▶ _WHAT NEEDS TO BE DONE_
Pictures stay out of the copy; restate everything else in the material exactly.

Dataset items:
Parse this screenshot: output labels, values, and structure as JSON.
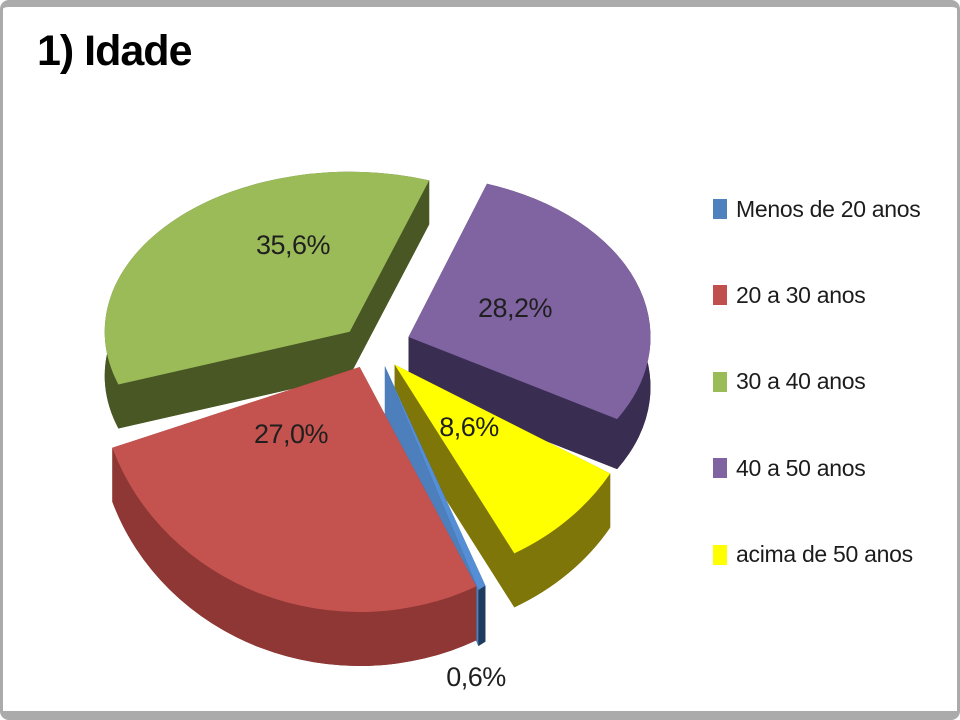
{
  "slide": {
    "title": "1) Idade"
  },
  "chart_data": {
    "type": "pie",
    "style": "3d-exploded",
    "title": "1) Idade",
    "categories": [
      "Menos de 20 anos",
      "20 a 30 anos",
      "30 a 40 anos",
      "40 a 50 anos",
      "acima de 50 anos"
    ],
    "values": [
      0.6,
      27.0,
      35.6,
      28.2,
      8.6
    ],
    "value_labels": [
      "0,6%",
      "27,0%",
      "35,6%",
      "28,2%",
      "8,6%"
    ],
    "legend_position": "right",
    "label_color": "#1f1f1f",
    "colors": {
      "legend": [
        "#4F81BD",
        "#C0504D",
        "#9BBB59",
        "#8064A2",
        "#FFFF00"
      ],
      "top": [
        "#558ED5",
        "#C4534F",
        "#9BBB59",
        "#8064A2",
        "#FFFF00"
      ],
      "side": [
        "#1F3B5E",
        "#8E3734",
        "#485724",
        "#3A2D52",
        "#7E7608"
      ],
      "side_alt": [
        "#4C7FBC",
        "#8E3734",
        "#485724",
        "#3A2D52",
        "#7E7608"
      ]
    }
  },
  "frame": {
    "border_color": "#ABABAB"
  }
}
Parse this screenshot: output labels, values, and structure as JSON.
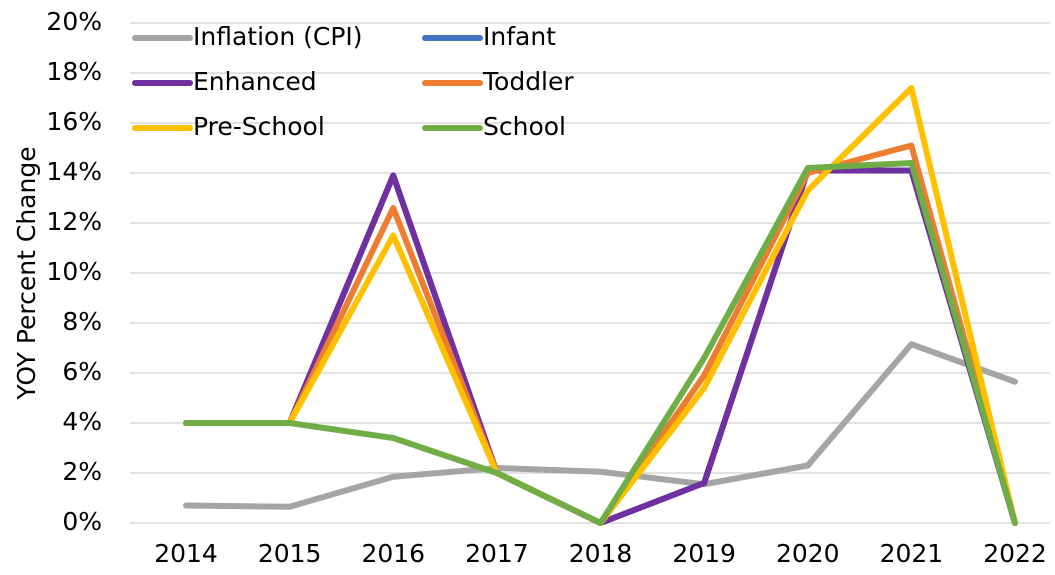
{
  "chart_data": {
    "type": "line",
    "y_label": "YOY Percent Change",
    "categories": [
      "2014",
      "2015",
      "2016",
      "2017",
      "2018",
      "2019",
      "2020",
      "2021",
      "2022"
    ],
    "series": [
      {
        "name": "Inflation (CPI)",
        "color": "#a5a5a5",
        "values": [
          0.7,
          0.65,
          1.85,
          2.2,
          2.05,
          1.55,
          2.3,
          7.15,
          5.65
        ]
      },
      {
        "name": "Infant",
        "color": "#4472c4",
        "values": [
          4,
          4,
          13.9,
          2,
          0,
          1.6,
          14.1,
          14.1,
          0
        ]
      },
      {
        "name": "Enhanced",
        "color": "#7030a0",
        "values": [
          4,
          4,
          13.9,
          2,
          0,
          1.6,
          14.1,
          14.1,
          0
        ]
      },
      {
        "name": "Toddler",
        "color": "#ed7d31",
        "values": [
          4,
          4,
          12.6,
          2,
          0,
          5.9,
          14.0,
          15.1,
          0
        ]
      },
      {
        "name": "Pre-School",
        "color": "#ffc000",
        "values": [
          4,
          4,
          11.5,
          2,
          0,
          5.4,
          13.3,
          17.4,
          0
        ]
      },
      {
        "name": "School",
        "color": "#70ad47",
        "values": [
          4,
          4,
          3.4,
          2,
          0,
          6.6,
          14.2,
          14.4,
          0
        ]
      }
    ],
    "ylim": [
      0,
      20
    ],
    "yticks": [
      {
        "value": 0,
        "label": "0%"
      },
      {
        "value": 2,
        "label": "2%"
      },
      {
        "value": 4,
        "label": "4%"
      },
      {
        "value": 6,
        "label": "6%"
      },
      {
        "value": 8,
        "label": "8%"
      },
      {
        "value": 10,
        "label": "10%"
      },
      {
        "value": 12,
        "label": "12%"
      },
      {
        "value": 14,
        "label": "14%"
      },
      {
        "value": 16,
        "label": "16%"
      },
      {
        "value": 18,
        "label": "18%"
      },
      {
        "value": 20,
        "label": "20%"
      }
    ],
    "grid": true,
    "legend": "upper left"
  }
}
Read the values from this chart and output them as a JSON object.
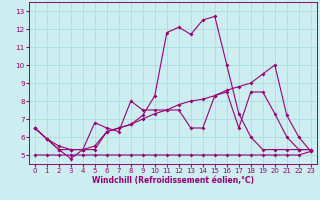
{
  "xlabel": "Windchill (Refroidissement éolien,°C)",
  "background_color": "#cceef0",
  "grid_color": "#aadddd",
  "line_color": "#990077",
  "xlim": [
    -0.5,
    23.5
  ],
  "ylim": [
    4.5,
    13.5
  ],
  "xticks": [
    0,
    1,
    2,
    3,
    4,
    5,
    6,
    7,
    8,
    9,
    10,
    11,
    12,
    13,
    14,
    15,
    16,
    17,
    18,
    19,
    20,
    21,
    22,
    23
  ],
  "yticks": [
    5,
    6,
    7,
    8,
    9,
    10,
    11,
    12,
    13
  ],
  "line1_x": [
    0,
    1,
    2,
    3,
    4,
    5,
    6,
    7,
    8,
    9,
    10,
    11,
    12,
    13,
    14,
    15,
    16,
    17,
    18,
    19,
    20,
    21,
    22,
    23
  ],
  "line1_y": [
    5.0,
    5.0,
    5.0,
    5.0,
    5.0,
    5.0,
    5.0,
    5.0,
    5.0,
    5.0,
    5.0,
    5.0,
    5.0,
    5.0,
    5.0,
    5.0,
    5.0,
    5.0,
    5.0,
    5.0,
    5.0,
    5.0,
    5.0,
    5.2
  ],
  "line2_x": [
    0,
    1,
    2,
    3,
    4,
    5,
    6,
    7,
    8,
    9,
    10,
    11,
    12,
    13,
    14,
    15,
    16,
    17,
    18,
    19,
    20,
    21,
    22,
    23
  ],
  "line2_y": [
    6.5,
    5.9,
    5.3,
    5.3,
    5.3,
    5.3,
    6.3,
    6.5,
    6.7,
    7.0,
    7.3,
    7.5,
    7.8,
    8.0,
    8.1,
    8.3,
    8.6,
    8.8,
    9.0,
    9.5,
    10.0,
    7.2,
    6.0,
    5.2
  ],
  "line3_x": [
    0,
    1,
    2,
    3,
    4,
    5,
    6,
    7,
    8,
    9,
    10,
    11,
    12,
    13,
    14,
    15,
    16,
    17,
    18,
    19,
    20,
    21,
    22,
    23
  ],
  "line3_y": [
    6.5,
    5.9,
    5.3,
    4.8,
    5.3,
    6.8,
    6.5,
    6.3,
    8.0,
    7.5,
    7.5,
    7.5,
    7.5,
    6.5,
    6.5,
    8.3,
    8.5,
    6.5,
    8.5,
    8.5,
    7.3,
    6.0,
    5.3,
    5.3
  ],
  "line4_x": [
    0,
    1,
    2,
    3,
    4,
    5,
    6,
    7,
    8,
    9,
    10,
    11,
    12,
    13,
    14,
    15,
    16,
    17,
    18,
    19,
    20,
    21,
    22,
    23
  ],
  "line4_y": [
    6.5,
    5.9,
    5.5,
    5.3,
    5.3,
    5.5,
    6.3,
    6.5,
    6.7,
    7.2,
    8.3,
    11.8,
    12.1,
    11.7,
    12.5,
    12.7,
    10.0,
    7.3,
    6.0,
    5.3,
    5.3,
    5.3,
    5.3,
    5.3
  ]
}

▶ _SOLUTION TO THE PROBLEM_
Parse this screenshot: output labels, values, and structure as JSON.
{
  "slide": {
    "title": "1) Idade"
  },
  "chart_data": {
    "type": "pie",
    "style": "3d-exploded",
    "title": "1) Idade",
    "categories": [
      "Menos de 20 anos",
      "20 a 30 anos",
      "30 a 40 anos",
      "40 a 50 anos",
      "acima de 50 anos"
    ],
    "values": [
      0.6,
      27.0,
      35.6,
      28.2,
      8.6
    ],
    "value_labels": [
      "0,6%",
      "27,0%",
      "35,6%",
      "28,2%",
      "8,6%"
    ],
    "legend_position": "right",
    "label_color": "#1f1f1f",
    "colors": {
      "legend": [
        "#4F81BD",
        "#C0504D",
        "#9BBB59",
        "#8064A2",
        "#FFFF00"
      ],
      "top": [
        "#558ED5",
        "#C4534F",
        "#9BBB59",
        "#8064A2",
        "#FFFF00"
      ],
      "side": [
        "#1F3B5E",
        "#8E3734",
        "#485724",
        "#3A2D52",
        "#7E7608"
      ],
      "side_alt": [
        "#4C7FBC",
        "#8E3734",
        "#485724",
        "#3A2D52",
        "#7E7608"
      ]
    }
  },
  "frame": {
    "border_color": "#ABABAB"
  }
}
Parse this screenshot: output labels, values, and structure as JSON.
{
  "chart_data": {
    "type": "line",
    "y_label": "YOY Percent Change",
    "categories": [
      "2014",
      "2015",
      "2016",
      "2017",
      "2018",
      "2019",
      "2020",
      "2021",
      "2022"
    ],
    "series": [
      {
        "name": "Inflation (CPI)",
        "color": "#a5a5a5",
        "values": [
          0.7,
          0.65,
          1.85,
          2.2,
          2.05,
          1.55,
          2.3,
          7.15,
          5.65
        ]
      },
      {
        "name": "Infant",
        "color": "#4472c4",
        "values": [
          4,
          4,
          13.9,
          2,
          0,
          1.6,
          14.1,
          14.1,
          0
        ]
      },
      {
        "name": "Enhanced",
        "color": "#7030a0",
        "values": [
          4,
          4,
          13.9,
          2,
          0,
          1.6,
          14.1,
          14.1,
          0
        ]
      },
      {
        "name": "Toddler",
        "color": "#ed7d31",
        "values": [
          4,
          4,
          12.6,
          2,
          0,
          5.9,
          14.0,
          15.1,
          0
        ]
      },
      {
        "name": "Pre-School",
        "color": "#ffc000",
        "values": [
          4,
          4,
          11.5,
          2,
          0,
          5.4,
          13.3,
          17.4,
          0
        ]
      },
      {
        "name": "School",
        "color": "#70ad47",
        "values": [
          4,
          4,
          3.4,
          2,
          0,
          6.6,
          14.2,
          14.4,
          0
        ]
      }
    ],
    "ylim": [
      0,
      20
    ],
    "yticks": [
      {
        "value": 0,
        "label": "0%"
      },
      {
        "value": 2,
        "label": "2%"
      },
      {
        "value": 4,
        "label": "4%"
      },
      {
        "value": 6,
        "label": "6%"
      },
      {
        "value": 8,
        "label": "8%"
      },
      {
        "value": 10,
        "label": "10%"
      },
      {
        "value": 12,
        "label": "12%"
      },
      {
        "value": 14,
        "label": "14%"
      },
      {
        "value": 16,
        "label": "16%"
      },
      {
        "value": 18,
        "label": "18%"
      },
      {
        "value": 20,
        "label": "20%"
      }
    ],
    "grid": true,
    "legend": "upper left"
  }
}
Read the values from this chart and output them as a JSON object.
{
  "xlabel": "Windchill (Refroidissement éolien,°C)",
  "background_color": "#cceef0",
  "grid_color": "#aadddd",
  "line_color": "#990077",
  "xlim": [
    -0.5,
    23.5
  ],
  "ylim": [
    4.5,
    13.5
  ],
  "xticks": [
    0,
    1,
    2,
    3,
    4,
    5,
    6,
    7,
    8,
    9,
    10,
    11,
    12,
    13,
    14,
    15,
    16,
    17,
    18,
    19,
    20,
    21,
    22,
    23
  ],
  "yticks": [
    5,
    6,
    7,
    8,
    9,
    10,
    11,
    12,
    13
  ],
  "line1_x": [
    0,
    1,
    2,
    3,
    4,
    5,
    6,
    7,
    8,
    9,
    10,
    11,
    12,
    13,
    14,
    15,
    16,
    17,
    18,
    19,
    20,
    21,
    22,
    23
  ],
  "line1_y": [
    5.0,
    5.0,
    5.0,
    5.0,
    5.0,
    5.0,
    5.0,
    5.0,
    5.0,
    5.0,
    5.0,
    5.0,
    5.0,
    5.0,
    5.0,
    5.0,
    5.0,
    5.0,
    5.0,
    5.0,
    5.0,
    5.0,
    5.0,
    5.2
  ],
  "line2_x": [
    0,
    1,
    2,
    3,
    4,
    5,
    6,
    7,
    8,
    9,
    10,
    11,
    12,
    13,
    14,
    15,
    16,
    17,
    18,
    19,
    20,
    21,
    22,
    23
  ],
  "line2_y": [
    6.5,
    5.9,
    5.3,
    5.3,
    5.3,
    5.3,
    6.3,
    6.5,
    6.7,
    7.0,
    7.3,
    7.5,
    7.8,
    8.0,
    8.1,
    8.3,
    8.6,
    8.8,
    9.0,
    9.5,
    10.0,
    7.2,
    6.0,
    5.2
  ],
  "line3_x": [
    0,
    1,
    2,
    3,
    4,
    5,
    6,
    7,
    8,
    9,
    10,
    11,
    12,
    13,
    14,
    15,
    16,
    17,
    18,
    19,
    20,
    21,
    22,
    23
  ],
  "line3_y": [
    6.5,
    5.9,
    5.3,
    4.8,
    5.3,
    6.8,
    6.5,
    6.3,
    8.0,
    7.5,
    7.5,
    7.5,
    7.5,
    6.5,
    6.5,
    8.3,
    8.5,
    6.5,
    8.5,
    8.5,
    7.3,
    6.0,
    5.3,
    5.3
  ],
  "line4_x": [
    0,
    1,
    2,
    3,
    4,
    5,
    6,
    7,
    8,
    9,
    10,
    11,
    12,
    13,
    14,
    15,
    16,
    17,
    18,
    19,
    20,
    21,
    22,
    23
  ],
  "line4_y": [
    6.5,
    5.9,
    5.5,
    5.3,
    5.3,
    5.5,
    6.3,
    6.5,
    6.7,
    7.2,
    8.3,
    11.8,
    12.1,
    11.7,
    12.5,
    12.7,
    10.0,
    7.3,
    6.0,
    5.3,
    5.3,
    5.3,
    5.3,
    5.3
  ]
}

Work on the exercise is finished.